• **The problem**: Work out how many lines in the listing below include the word "this". Give nothing but the number.

• **Entries provided**:
"""

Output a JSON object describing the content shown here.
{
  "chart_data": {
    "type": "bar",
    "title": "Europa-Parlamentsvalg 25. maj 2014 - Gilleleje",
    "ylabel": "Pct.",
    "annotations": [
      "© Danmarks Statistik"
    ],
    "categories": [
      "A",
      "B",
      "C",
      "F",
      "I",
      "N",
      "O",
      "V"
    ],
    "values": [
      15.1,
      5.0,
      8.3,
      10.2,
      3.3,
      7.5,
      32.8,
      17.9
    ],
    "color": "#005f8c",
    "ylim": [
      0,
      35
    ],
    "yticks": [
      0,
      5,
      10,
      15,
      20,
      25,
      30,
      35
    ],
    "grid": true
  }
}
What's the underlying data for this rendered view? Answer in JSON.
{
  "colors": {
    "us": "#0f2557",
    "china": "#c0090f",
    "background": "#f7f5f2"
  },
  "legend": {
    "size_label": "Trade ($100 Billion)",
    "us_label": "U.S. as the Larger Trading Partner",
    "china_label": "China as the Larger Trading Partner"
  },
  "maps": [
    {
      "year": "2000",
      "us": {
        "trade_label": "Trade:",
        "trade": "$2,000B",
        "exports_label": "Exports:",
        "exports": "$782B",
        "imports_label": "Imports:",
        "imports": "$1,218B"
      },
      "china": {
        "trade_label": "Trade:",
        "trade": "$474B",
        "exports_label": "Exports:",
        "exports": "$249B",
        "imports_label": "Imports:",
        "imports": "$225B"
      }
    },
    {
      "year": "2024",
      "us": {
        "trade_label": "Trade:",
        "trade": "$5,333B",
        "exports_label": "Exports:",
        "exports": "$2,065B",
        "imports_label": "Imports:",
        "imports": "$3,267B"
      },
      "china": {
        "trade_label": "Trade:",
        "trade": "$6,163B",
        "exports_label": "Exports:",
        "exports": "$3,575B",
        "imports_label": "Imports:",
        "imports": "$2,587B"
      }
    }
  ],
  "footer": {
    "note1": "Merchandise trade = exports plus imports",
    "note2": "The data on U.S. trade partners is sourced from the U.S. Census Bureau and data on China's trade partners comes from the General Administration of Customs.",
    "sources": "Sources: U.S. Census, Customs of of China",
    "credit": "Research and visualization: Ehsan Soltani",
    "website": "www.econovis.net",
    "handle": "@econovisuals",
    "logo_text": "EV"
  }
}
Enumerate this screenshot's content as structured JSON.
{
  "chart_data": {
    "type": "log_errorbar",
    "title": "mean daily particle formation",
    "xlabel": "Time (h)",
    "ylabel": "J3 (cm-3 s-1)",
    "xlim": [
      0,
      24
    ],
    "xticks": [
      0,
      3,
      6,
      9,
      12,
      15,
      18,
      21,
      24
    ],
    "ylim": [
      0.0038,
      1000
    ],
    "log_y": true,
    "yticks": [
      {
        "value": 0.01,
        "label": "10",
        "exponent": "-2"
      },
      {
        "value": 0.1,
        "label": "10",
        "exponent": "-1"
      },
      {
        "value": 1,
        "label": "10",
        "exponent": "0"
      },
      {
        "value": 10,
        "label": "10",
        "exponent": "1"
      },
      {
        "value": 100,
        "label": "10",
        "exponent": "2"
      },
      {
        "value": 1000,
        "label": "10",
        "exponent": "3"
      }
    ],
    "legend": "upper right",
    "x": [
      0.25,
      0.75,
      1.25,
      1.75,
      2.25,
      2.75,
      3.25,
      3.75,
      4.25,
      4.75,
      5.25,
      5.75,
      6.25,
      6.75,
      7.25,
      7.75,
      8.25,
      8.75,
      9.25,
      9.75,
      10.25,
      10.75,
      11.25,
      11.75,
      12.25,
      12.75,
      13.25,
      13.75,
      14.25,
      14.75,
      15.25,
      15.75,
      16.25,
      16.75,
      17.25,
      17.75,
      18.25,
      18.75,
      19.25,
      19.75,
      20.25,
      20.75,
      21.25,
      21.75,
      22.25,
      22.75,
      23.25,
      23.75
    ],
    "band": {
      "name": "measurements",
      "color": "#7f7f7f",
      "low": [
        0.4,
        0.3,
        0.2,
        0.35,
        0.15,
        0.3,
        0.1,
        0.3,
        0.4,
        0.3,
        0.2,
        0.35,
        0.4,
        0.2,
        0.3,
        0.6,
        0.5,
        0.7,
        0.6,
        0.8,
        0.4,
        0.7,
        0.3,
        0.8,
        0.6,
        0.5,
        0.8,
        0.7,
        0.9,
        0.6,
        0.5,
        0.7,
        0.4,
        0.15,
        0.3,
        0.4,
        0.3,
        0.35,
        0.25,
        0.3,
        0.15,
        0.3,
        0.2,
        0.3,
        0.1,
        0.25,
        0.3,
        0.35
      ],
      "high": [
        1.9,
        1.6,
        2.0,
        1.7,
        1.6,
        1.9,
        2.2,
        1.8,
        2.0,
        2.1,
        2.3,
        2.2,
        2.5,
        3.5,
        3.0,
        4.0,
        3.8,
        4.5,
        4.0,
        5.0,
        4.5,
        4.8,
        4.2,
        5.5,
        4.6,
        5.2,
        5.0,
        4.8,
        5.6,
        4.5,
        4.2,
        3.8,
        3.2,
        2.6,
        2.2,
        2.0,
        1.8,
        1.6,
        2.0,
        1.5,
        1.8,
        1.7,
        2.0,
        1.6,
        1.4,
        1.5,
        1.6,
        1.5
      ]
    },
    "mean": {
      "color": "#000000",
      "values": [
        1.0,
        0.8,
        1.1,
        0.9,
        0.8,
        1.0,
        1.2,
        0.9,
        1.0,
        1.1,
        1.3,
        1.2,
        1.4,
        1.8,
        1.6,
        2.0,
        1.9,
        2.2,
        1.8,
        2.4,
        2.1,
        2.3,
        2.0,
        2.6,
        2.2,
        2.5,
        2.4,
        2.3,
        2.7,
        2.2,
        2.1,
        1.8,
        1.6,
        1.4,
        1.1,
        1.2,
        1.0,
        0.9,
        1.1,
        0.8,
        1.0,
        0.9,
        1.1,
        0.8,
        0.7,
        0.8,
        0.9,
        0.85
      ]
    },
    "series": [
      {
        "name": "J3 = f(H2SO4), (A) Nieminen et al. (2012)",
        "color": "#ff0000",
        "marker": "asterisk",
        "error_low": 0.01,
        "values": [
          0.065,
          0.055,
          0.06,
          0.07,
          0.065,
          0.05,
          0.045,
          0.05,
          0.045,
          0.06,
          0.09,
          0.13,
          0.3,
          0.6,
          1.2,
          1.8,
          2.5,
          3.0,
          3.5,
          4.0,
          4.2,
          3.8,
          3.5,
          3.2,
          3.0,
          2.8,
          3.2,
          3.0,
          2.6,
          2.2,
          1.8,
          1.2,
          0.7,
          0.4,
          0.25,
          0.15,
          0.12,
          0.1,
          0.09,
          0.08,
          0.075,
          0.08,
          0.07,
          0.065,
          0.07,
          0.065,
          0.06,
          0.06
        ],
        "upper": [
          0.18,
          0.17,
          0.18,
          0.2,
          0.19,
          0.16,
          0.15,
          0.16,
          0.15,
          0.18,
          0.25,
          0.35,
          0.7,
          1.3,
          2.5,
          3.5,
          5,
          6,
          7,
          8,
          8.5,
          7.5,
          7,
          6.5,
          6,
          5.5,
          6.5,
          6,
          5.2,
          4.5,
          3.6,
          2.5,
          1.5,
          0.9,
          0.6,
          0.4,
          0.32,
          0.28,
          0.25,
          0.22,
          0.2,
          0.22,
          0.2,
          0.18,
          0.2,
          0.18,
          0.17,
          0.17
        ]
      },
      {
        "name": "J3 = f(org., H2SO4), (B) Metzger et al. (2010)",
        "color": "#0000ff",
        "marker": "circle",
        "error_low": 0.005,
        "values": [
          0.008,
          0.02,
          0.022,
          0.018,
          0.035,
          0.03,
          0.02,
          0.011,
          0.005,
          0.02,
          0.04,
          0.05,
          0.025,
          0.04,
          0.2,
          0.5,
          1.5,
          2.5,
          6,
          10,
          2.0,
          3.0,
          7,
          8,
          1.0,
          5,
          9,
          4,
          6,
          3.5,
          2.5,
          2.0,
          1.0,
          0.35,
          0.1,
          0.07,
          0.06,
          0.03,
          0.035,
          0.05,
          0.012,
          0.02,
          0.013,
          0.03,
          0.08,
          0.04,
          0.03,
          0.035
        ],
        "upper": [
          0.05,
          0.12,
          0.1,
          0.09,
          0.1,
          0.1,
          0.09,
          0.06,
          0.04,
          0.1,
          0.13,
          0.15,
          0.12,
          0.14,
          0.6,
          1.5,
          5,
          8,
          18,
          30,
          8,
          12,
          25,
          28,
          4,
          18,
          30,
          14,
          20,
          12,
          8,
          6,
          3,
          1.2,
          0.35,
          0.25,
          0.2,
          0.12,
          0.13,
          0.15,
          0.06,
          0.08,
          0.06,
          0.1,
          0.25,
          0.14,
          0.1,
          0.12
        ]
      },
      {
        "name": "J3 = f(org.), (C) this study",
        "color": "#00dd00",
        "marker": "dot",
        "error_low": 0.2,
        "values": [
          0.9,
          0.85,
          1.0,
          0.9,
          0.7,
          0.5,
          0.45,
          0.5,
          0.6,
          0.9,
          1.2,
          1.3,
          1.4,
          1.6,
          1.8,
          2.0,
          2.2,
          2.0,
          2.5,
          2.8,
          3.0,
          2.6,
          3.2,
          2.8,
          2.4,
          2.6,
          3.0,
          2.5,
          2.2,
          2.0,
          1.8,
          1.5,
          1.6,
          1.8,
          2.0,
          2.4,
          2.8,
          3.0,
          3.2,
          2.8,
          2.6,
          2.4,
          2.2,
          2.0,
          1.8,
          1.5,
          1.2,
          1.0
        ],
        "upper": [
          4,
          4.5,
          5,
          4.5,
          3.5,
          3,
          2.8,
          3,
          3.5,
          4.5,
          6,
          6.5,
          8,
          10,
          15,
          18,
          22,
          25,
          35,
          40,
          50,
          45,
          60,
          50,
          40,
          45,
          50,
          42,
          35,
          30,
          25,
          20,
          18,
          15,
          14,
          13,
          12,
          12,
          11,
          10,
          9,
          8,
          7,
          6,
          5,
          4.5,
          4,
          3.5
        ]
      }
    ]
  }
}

"""

• **Finished task**: 3